Task instructions
Copy out all lines that carry the word "sales".

--- Begin Task input ---

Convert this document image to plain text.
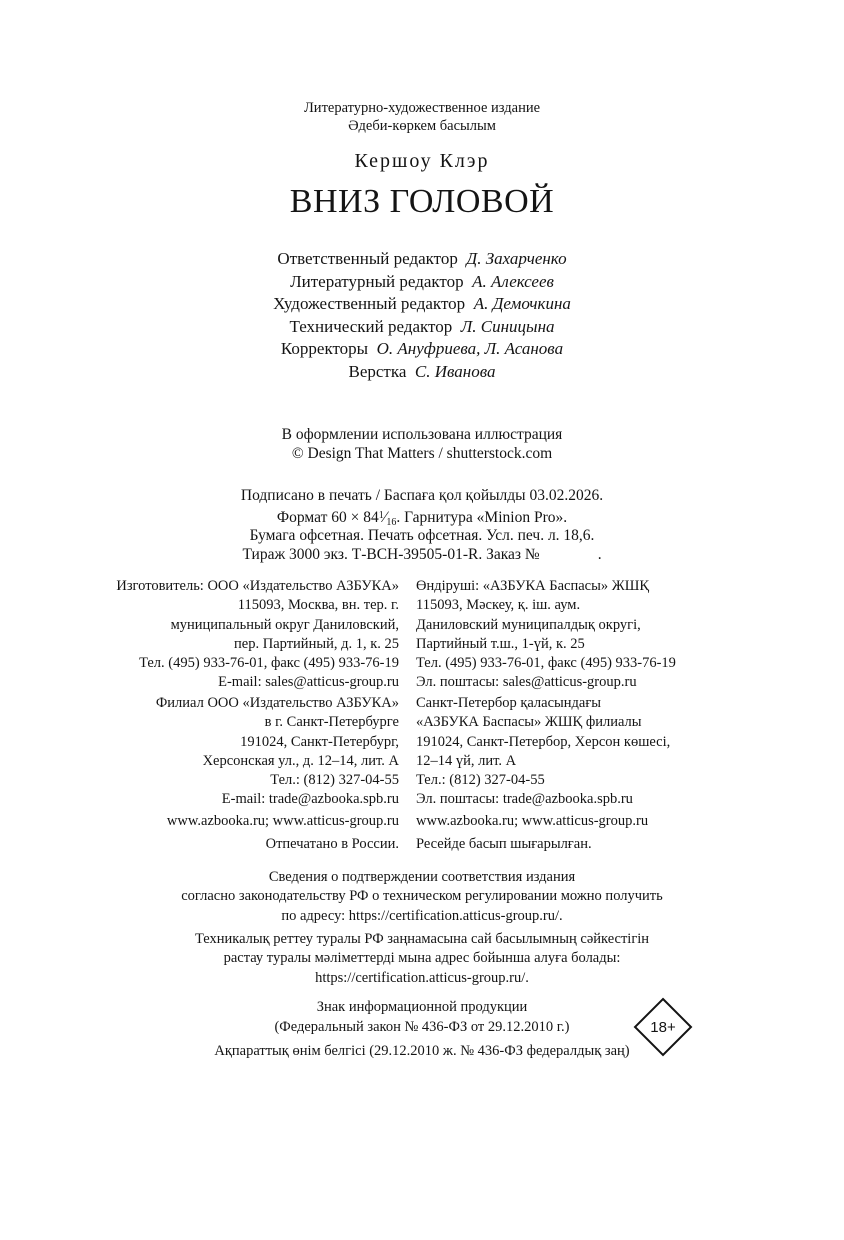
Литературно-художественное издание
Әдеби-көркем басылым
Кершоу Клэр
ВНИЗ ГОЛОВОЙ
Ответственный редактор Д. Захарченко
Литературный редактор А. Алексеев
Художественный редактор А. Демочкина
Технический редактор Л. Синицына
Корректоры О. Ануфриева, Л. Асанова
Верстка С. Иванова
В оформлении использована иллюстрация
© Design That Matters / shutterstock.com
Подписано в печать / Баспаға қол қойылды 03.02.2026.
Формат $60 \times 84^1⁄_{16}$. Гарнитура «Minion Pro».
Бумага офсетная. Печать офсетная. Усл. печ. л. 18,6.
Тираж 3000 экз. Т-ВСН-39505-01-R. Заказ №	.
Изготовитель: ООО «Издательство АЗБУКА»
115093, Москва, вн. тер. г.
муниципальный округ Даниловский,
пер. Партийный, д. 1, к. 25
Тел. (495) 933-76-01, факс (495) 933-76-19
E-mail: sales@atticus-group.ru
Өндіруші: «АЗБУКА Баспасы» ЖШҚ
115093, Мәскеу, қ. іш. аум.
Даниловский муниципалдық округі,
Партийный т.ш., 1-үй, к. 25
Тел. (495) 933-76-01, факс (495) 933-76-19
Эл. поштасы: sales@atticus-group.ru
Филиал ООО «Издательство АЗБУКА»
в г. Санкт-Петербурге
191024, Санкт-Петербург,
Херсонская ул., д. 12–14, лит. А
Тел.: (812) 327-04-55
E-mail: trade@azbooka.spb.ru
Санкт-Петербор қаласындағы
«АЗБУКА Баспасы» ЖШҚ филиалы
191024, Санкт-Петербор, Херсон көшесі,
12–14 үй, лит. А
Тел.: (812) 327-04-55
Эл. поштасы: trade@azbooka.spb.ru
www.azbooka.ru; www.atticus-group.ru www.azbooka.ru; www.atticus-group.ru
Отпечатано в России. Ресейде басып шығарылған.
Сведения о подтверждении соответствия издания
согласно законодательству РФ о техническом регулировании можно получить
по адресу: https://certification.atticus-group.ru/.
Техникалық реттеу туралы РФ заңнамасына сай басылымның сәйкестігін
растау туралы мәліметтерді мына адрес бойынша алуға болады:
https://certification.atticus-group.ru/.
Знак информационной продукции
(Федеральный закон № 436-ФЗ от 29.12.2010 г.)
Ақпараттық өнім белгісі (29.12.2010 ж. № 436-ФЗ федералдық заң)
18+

--- End Task input ---

Result
E-mail: sales@atticus-group.ru
Эл. поштасы: sales@atticus-group.ru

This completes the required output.